--- Fragmento seleccionado ---

UPN
ACEFALA
Mercedes Rivas
El destino de la Unión de
Periodistas de Nicaragua (UPN), está en peligro con los recientes sucesos, en los cuales
un grupo de militantes sandinistas enfilaron sus acciones en defensa de intereses más
partidarios que gremiales.
Al mejor estilo politiquero, un
grupo defendió lo indefendible. No el destino de la organizción, sino la prevalencia de
un cargo. La de Juan Alberto Enriquez, para que siga ocupando la presidencia de la UPN.
Los sucesos ocurridos durante su reciente Asamblea Ordinaria, dejaron el sinsabor de acres
discusiones, gritos y descalificaciones, como que de enemigos se tratara. Una cosa absurda
y triste, puesto que siendo todos periodistas, caminamos en la misma acera todos los
días, pues nos ha identificado el mismo ideal y hasta el color partidario.
La unificación del gremio, lejos de
ser una realidad, nunca será posible por oscuros intereses partidarios que quedaron al
descubierto en esta reunión y aunque no tengo nada personal contra el periodista Juan
Alberto Enriquez, quien se desempeñó por dos años como presidente de la UPN, hasta el
15 de marzo del año en curso, fecha en que venció su período en este cargo, es mi deber
señalar, con el derecho que me asiste como afiliada a esta organización, que lo actuado
el sábado 18 de marzo en la Casa del Periodista, Alvaro Montoya Lara, es nulo de toda
nulidad, por la forma en que se violentó todo procedimiento para la elección de
autoridades.
Es ilegal, por cuanto no se
procedió conforme a la Ley.
En primer lugar, se citó a la
Asamblea Ordinaria, tal y como se acostumbra cada dos años, con el único fin de elegir
nuevas autoridades y no para reformar estatutos y habiendo presentado una extensa agenda,
se debió proceder a votar por el contenido de la misma, no imponerla.
No siendo procedente, la Asamblea
decidió reformar el Artículo 24, el cual prohibe la reelección de cargos para el
período inmediato superior, con el fin de dejar en el cargo a Juan Alberto Enriquez.

--- Datos proporcionados ---

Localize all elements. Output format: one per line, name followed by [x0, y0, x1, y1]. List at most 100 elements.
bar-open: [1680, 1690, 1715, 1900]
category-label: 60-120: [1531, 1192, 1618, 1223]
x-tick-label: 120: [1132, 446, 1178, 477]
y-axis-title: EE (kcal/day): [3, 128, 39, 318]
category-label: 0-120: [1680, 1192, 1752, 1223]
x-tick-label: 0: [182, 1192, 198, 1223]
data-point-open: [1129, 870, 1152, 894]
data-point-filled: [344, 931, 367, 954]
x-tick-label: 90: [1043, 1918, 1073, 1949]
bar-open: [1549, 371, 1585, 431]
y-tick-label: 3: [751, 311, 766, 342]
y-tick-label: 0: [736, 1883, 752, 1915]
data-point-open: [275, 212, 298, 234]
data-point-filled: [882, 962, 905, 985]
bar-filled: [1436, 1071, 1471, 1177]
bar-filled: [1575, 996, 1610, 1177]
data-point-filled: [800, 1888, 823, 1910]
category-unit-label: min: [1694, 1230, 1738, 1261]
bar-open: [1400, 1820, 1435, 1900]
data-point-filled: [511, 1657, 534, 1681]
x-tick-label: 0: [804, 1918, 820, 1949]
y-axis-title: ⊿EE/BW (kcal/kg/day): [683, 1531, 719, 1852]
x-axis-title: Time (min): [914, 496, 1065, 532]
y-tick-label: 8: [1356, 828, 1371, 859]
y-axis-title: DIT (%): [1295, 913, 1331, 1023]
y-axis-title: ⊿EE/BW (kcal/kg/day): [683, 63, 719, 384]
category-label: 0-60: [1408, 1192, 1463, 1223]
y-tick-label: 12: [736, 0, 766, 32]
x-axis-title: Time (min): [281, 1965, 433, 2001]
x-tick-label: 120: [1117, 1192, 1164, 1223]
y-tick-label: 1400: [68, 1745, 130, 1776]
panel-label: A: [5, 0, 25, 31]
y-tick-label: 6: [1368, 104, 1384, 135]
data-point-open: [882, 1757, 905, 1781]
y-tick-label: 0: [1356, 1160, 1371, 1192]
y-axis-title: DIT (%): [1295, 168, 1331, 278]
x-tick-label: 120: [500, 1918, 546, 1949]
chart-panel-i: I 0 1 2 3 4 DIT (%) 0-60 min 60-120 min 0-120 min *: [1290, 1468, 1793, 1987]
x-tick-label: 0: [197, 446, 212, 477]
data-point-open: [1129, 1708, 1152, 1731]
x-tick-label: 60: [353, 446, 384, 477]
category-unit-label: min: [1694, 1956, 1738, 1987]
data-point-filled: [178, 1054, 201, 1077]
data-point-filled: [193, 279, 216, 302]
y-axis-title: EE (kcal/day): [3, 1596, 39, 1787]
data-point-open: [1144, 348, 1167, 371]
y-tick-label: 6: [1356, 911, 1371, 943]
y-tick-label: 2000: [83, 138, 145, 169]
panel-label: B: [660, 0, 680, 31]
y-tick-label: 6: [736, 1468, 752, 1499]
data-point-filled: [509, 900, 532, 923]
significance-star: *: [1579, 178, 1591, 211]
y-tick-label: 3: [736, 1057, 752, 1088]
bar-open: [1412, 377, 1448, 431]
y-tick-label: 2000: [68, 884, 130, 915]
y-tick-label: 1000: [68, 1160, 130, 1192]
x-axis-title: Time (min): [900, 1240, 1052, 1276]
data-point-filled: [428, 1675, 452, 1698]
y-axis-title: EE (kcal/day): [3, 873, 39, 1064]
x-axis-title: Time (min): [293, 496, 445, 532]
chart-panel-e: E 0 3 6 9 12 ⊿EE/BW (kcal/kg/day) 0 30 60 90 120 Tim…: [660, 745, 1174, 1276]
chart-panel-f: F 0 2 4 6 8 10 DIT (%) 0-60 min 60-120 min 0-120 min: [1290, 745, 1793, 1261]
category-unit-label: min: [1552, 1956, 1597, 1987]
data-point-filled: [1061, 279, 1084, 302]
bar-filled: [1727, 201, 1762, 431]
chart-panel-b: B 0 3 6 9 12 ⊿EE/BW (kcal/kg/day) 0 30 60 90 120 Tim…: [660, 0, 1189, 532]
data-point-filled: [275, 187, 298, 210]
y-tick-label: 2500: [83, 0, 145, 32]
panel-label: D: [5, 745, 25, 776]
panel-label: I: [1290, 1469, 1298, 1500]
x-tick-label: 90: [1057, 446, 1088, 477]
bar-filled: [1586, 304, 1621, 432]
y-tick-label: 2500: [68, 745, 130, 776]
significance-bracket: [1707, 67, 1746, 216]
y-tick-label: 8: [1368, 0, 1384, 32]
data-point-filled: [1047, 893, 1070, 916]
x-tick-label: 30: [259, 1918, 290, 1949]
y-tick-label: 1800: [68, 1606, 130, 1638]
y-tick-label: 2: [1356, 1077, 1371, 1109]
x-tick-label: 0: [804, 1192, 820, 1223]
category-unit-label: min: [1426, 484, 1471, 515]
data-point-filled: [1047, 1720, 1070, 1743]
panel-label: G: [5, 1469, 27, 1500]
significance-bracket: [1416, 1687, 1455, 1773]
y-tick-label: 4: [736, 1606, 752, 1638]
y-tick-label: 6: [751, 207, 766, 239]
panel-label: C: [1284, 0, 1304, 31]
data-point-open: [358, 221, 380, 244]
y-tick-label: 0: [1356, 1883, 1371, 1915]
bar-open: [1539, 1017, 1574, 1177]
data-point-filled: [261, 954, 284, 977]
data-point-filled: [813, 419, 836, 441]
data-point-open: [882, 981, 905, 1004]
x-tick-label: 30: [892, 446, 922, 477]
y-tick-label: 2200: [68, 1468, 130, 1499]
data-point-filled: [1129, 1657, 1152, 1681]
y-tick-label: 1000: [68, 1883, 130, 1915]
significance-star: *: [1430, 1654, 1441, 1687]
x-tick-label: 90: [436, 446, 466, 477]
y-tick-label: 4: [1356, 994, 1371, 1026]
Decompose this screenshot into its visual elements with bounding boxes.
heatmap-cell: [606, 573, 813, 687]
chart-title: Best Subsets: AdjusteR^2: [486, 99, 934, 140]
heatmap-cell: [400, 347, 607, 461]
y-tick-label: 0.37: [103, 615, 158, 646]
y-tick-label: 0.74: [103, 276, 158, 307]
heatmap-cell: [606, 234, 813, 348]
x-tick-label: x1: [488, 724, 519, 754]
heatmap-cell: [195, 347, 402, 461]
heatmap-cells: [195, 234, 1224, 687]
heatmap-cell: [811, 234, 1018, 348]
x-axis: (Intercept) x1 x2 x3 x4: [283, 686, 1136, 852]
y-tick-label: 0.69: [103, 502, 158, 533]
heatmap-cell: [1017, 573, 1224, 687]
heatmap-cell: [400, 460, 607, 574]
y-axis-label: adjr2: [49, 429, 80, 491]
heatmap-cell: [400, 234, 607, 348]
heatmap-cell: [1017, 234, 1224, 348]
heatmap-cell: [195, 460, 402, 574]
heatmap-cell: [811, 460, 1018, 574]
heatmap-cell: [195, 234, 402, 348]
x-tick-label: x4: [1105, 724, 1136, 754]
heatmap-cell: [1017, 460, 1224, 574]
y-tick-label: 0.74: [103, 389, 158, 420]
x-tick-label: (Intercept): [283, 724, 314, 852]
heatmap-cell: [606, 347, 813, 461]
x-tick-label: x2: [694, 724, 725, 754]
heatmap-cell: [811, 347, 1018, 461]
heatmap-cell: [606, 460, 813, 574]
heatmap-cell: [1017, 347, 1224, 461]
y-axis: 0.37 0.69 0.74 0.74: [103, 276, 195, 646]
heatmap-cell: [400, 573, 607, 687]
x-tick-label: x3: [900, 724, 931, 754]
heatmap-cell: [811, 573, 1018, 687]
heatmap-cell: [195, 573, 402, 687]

---

(Qué se pide) Explique en una a tres oraciones por qué, según el artículo sobre la UPN, la autora considera nulo lo actuado el sábado 18 de marzo en la Casa del Periodista. El listado no hace falta para resolver la tarea.

(Respuesta) La autora lo considera nulo porque se violentó todo procedimiento para la elección de autoridades y no se procedió conforme a la Ley. La Asamblea Ordinaria se había citado con el único fin de elegir nuevas autoridades, no para reformar estatutos, y la agenda presentada debió someterse a votación en lugar de imponerse.